## [Job]
Which lines have the string "Viewing"? Copy all of them from the entries below.

## [Data section]

==========

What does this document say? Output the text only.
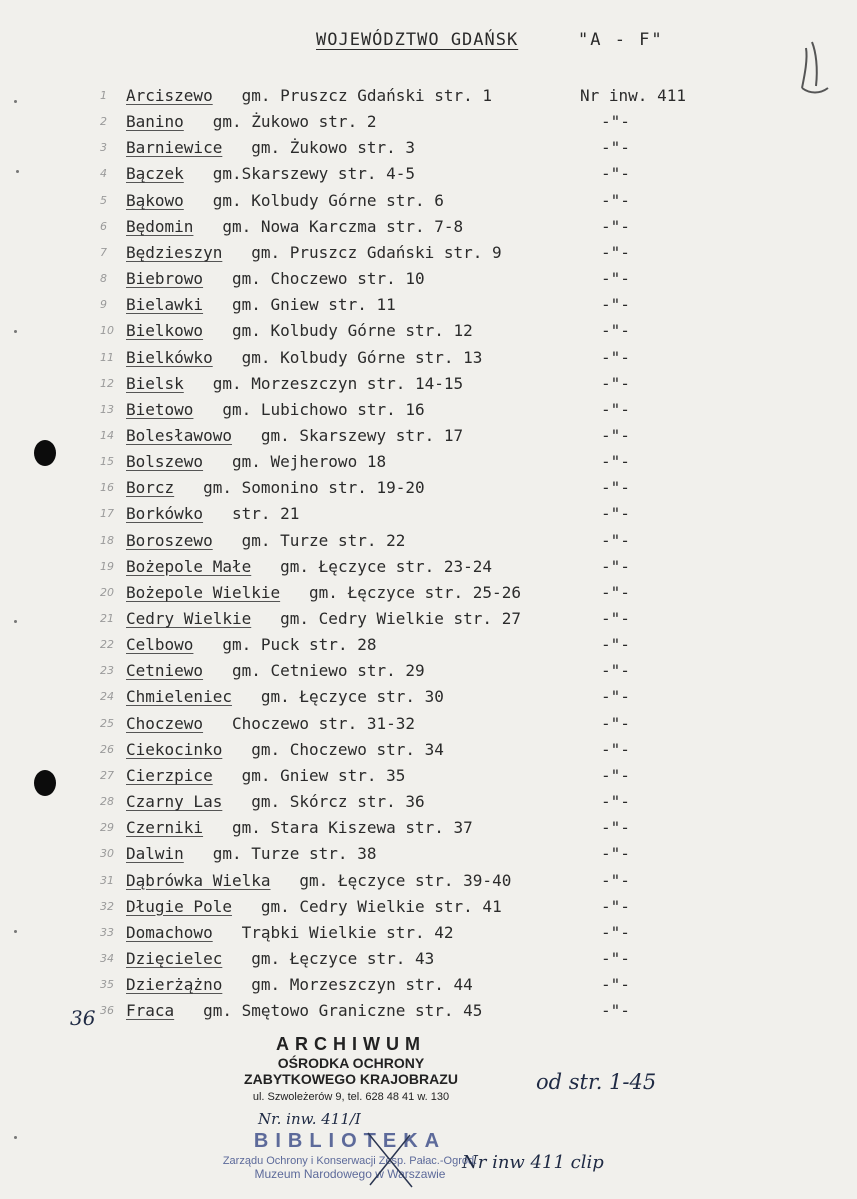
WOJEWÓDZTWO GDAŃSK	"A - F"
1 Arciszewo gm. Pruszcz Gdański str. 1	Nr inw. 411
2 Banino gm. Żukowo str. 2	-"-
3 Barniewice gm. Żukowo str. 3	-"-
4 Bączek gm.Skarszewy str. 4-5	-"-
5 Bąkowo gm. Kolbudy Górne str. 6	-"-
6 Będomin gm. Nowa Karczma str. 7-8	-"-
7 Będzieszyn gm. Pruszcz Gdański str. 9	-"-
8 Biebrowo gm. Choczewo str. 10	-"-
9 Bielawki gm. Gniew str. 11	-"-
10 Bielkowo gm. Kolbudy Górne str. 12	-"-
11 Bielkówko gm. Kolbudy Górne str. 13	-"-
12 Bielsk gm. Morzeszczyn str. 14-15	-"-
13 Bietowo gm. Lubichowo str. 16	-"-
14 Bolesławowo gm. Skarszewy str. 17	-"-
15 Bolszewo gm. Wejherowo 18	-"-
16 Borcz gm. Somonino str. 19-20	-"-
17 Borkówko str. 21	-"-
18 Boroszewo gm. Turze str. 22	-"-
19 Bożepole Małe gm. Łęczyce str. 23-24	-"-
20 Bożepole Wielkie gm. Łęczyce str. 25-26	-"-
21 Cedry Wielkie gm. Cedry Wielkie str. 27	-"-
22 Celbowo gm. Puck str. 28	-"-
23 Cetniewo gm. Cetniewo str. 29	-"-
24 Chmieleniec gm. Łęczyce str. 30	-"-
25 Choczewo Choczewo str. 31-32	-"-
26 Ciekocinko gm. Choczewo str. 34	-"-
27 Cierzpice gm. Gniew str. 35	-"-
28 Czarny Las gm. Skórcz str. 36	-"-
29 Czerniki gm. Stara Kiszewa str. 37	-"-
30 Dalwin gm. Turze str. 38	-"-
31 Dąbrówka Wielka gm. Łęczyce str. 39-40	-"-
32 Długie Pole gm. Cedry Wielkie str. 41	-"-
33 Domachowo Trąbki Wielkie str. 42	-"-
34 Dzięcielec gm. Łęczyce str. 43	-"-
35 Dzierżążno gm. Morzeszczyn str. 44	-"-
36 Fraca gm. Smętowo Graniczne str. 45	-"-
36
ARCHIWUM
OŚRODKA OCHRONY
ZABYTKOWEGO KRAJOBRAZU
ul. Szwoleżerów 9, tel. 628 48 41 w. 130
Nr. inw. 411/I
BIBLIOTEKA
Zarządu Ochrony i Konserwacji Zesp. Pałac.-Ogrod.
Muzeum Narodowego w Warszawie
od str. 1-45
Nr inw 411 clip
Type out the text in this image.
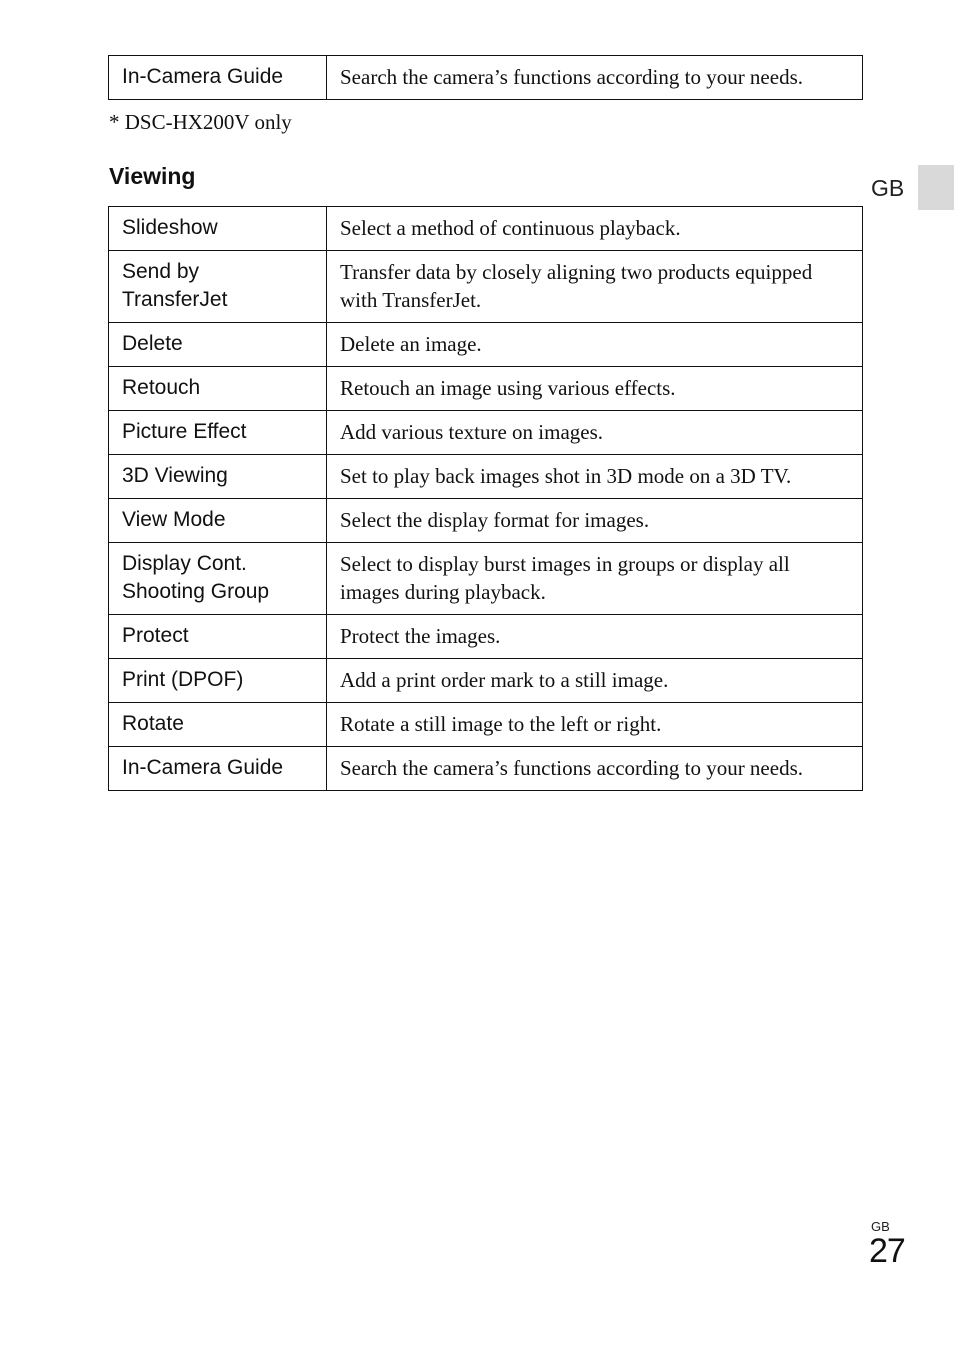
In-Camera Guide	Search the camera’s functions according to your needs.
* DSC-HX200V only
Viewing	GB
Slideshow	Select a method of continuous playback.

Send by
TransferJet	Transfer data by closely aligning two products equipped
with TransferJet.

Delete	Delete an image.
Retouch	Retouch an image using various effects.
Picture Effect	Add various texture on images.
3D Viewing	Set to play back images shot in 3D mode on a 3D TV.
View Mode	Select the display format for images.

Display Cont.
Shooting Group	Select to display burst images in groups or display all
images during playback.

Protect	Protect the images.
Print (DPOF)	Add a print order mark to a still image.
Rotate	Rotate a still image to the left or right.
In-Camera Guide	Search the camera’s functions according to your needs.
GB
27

==========

## [Expected answer]
Viewing	GB
3D Viewing	Set to play back images shot in 3D mode on a 3D TV.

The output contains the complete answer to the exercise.